▸ Set task: Locate the lines where "Hour" occurs and copy them as they stand.

▸ Information shown:
>>>

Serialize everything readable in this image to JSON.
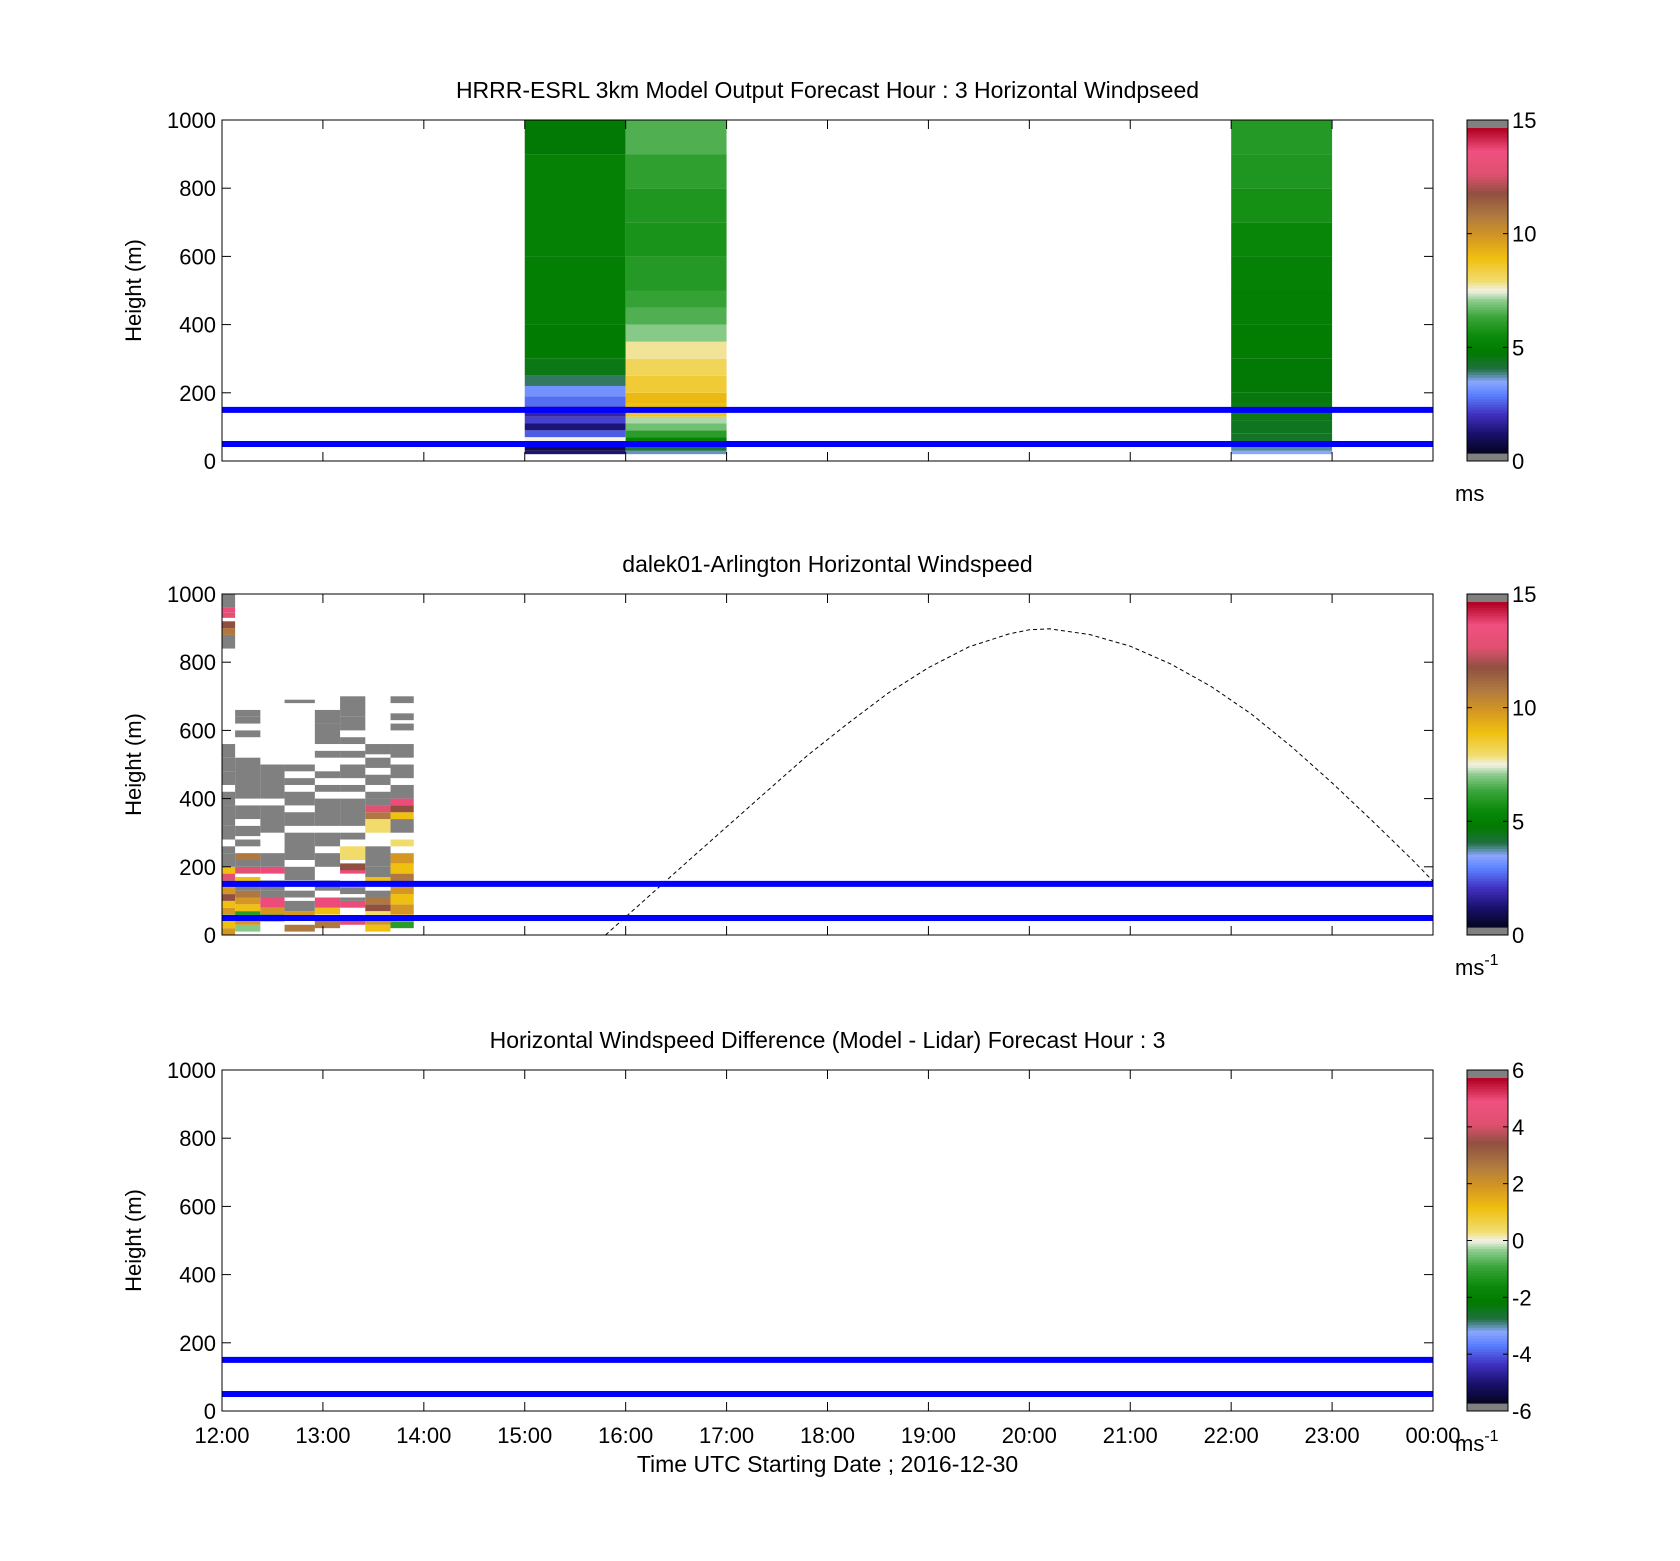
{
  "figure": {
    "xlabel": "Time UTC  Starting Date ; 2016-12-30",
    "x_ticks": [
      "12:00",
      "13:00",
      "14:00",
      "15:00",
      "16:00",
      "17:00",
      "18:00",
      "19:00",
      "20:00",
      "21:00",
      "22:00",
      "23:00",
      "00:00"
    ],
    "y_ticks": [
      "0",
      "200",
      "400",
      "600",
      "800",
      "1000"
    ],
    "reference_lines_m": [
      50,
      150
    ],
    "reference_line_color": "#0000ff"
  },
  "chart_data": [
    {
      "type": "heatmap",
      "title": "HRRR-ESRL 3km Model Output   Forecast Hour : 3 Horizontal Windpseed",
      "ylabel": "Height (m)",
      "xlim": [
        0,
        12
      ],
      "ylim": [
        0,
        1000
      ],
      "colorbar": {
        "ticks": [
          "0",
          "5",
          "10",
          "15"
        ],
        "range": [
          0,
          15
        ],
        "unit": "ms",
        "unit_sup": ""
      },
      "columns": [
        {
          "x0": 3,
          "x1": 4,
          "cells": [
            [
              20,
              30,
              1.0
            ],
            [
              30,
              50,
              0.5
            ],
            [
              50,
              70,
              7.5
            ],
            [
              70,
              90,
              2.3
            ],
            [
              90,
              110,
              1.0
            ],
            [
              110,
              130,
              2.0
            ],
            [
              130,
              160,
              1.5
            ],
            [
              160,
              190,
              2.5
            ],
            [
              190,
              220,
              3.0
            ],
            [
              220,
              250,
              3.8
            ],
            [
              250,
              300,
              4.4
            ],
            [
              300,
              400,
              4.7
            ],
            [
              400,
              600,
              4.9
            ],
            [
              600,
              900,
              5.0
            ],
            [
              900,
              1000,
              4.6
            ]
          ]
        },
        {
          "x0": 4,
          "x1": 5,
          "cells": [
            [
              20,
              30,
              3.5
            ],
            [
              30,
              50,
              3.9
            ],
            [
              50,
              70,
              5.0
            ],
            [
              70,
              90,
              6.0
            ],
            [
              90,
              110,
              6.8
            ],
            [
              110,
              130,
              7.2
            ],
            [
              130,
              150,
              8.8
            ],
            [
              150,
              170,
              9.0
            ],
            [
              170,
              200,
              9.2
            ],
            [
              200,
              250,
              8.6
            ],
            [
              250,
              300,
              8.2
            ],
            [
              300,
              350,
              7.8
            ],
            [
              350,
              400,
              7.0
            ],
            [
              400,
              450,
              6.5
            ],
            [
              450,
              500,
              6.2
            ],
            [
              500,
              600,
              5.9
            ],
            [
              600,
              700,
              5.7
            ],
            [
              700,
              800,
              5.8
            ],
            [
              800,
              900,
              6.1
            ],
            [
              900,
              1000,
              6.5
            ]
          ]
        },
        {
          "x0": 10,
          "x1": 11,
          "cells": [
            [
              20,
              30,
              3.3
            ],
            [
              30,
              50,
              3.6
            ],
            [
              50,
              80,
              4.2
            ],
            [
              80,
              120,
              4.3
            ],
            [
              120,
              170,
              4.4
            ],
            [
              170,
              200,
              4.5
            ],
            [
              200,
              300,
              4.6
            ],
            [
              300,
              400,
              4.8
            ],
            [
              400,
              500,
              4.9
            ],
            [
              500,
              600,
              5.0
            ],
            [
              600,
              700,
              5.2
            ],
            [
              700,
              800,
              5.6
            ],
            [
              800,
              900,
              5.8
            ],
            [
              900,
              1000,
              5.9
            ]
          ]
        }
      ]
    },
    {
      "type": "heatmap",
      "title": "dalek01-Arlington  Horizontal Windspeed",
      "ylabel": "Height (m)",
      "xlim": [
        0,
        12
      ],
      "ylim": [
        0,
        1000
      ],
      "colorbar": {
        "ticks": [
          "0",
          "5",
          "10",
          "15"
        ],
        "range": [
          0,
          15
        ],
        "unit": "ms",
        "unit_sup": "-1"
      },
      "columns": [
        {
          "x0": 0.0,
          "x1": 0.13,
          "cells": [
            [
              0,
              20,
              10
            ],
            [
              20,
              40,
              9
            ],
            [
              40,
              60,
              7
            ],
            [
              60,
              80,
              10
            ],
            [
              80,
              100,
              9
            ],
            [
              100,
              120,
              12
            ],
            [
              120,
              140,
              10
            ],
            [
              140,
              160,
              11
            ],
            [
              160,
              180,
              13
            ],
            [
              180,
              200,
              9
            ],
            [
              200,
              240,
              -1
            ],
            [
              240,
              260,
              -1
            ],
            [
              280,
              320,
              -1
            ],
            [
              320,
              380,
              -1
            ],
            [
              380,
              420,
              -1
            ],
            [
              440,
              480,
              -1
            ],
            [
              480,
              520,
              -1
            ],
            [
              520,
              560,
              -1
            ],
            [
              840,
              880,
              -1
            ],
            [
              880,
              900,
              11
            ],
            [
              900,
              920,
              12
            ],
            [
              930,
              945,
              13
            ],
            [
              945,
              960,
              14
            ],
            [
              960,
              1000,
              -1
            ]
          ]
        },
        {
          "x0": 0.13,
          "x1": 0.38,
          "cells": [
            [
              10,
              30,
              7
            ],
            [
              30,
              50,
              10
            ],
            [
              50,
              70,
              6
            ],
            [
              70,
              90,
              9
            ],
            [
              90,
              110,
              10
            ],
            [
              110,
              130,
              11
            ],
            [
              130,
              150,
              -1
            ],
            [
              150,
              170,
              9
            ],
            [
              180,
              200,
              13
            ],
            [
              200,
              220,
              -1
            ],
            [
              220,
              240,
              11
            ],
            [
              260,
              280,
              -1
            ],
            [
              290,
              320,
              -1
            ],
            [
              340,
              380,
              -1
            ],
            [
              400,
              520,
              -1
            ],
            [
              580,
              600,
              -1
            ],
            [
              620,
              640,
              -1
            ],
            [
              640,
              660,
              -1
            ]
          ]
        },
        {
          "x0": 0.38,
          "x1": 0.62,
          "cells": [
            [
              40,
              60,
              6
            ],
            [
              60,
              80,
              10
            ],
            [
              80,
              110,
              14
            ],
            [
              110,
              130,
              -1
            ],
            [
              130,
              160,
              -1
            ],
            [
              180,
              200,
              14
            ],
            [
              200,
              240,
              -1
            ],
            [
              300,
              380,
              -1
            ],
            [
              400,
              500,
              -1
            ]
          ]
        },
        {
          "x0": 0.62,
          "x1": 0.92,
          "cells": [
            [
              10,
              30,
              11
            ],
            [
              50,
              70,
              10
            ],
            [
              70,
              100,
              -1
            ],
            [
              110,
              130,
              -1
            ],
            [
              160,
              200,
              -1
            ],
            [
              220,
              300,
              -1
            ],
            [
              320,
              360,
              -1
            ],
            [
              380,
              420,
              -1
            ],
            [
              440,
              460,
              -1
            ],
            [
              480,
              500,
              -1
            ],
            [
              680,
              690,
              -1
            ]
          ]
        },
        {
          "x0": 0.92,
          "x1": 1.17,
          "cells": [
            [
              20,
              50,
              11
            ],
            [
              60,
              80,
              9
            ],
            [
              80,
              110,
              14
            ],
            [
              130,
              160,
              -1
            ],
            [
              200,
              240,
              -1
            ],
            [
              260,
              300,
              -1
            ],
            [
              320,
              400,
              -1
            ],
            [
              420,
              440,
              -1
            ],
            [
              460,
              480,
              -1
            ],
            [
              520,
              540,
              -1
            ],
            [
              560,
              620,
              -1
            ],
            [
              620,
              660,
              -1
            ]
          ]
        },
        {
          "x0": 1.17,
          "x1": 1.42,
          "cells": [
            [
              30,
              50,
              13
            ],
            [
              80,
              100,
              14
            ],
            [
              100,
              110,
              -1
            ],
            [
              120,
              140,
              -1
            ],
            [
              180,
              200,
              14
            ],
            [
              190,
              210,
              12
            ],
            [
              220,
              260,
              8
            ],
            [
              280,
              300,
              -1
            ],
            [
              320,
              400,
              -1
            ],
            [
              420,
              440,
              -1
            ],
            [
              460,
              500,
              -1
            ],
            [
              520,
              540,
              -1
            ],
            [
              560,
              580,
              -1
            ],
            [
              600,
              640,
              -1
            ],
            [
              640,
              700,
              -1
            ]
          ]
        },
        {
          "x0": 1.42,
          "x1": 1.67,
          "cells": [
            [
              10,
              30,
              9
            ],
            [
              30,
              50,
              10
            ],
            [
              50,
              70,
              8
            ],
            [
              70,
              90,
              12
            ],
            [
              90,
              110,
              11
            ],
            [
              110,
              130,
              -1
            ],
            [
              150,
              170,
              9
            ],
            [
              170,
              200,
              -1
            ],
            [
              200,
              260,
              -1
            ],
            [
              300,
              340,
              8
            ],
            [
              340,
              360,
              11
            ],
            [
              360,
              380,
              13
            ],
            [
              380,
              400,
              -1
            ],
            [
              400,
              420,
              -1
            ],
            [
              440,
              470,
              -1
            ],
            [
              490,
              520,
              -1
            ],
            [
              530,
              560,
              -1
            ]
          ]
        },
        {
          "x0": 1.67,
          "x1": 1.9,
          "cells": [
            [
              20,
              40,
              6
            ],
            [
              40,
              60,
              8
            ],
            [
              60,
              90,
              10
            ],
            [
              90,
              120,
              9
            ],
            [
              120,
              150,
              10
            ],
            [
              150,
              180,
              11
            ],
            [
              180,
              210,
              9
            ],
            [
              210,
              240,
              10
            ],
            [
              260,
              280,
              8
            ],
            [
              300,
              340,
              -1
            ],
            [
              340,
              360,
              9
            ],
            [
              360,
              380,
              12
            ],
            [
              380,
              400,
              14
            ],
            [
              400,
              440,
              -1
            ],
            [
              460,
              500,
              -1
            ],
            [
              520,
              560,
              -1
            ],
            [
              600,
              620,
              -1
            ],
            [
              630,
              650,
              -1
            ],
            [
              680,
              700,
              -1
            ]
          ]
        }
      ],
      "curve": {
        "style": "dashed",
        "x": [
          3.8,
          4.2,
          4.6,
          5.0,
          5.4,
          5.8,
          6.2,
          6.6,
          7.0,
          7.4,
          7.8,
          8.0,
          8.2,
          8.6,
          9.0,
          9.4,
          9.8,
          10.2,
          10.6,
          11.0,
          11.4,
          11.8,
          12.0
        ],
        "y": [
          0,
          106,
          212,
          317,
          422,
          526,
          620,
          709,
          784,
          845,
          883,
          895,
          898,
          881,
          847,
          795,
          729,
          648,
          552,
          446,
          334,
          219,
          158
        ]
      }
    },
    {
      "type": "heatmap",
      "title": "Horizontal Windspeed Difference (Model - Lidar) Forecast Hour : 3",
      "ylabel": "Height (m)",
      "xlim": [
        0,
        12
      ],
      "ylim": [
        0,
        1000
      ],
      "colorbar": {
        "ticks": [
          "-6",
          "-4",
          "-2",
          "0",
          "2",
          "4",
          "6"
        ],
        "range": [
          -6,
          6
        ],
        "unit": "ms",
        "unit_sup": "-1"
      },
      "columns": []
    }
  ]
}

<<<
>>>

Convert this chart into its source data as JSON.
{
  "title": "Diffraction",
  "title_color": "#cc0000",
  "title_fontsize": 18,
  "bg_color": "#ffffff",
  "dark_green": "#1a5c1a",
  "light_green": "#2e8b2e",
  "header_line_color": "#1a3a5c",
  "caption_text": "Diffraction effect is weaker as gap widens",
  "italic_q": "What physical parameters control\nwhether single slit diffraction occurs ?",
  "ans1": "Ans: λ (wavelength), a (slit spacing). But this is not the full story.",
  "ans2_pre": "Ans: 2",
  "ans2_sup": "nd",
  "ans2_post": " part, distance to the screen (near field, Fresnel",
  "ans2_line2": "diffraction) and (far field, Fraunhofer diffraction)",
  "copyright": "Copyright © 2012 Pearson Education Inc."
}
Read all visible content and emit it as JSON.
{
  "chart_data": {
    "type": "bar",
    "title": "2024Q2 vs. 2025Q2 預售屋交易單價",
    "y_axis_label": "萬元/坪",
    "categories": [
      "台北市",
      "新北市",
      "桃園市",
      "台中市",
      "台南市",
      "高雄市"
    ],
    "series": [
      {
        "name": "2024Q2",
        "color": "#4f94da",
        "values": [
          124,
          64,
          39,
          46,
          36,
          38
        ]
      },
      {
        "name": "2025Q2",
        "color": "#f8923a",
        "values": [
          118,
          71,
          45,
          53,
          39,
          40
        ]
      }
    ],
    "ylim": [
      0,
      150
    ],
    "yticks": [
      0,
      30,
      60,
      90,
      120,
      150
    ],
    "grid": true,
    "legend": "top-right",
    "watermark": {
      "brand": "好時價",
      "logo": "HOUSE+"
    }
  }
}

<<<

▸ Answer for the task:
      "title": "HRRR-ESRL 3km Model Output   Forecast Hour : 3 Horizontal Windpseed",
      "title": "Horizontal Windspeed Difference (Model - Lidar) Forecast Hour : 3",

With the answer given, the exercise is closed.